**Task brief:** A bare count is the expected answer, namely the number of lines in the records that have the word "define".

**Given records:**
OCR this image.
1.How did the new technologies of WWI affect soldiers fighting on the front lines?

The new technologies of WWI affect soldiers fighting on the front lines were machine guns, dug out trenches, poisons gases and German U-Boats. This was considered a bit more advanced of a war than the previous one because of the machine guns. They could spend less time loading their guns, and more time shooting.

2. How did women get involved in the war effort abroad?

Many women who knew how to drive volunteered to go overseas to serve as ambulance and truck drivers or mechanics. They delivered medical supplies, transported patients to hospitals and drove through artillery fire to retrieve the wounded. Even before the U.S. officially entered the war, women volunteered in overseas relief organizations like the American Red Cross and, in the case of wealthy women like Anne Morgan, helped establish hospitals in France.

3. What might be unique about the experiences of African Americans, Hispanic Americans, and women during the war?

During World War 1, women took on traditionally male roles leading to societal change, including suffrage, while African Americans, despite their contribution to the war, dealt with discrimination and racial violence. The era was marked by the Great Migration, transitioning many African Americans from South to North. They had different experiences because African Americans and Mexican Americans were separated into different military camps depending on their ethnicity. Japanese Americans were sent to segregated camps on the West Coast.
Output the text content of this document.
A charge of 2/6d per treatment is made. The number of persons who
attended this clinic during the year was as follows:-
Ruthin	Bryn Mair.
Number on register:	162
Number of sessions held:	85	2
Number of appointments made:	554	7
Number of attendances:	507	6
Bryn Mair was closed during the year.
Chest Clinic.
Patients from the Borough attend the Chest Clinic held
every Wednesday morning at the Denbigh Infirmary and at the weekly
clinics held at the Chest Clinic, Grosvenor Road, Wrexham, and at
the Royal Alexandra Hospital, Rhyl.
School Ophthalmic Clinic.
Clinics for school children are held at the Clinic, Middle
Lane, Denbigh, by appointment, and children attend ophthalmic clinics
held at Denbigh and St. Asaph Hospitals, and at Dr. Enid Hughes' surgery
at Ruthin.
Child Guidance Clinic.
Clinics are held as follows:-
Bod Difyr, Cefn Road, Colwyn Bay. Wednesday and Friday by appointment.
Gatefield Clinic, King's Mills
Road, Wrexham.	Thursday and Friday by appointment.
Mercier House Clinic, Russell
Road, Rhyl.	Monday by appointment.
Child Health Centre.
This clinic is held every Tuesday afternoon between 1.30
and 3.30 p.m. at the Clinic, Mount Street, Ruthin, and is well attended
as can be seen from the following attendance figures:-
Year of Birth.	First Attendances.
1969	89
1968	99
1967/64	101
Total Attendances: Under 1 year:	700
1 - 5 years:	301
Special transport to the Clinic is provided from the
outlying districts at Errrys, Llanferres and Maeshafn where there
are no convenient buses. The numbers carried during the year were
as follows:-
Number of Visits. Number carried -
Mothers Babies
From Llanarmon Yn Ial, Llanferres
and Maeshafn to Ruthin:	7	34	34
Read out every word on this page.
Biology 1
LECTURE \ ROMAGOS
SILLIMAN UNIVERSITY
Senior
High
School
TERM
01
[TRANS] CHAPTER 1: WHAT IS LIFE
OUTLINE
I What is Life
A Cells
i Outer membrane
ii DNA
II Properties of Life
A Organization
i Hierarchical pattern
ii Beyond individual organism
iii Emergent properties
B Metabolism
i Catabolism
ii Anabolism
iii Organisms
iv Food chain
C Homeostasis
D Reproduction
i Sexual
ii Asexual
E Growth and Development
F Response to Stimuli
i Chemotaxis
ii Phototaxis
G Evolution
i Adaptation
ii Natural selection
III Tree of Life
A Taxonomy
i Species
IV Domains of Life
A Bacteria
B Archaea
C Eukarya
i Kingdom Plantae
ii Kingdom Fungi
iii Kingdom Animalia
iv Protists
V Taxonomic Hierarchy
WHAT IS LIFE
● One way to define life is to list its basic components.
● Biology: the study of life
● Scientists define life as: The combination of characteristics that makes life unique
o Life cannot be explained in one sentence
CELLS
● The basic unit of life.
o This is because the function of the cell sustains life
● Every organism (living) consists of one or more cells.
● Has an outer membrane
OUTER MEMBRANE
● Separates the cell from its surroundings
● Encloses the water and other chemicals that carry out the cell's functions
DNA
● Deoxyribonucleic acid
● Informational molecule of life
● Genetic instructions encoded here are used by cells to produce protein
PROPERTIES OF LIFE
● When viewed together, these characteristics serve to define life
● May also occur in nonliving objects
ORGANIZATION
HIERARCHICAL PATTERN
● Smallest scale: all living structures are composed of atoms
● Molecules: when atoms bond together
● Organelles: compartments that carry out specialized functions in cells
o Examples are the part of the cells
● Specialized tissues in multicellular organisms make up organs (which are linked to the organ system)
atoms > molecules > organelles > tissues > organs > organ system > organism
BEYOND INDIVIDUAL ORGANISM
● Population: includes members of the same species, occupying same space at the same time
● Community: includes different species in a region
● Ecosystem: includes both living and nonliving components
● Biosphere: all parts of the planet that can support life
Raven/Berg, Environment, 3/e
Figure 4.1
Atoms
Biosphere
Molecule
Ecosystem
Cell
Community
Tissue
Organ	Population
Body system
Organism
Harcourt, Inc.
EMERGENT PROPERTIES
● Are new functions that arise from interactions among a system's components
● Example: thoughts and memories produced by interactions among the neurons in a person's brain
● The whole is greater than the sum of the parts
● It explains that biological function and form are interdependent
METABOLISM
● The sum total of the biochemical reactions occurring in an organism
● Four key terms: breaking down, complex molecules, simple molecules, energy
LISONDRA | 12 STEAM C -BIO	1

**Written solution:** 3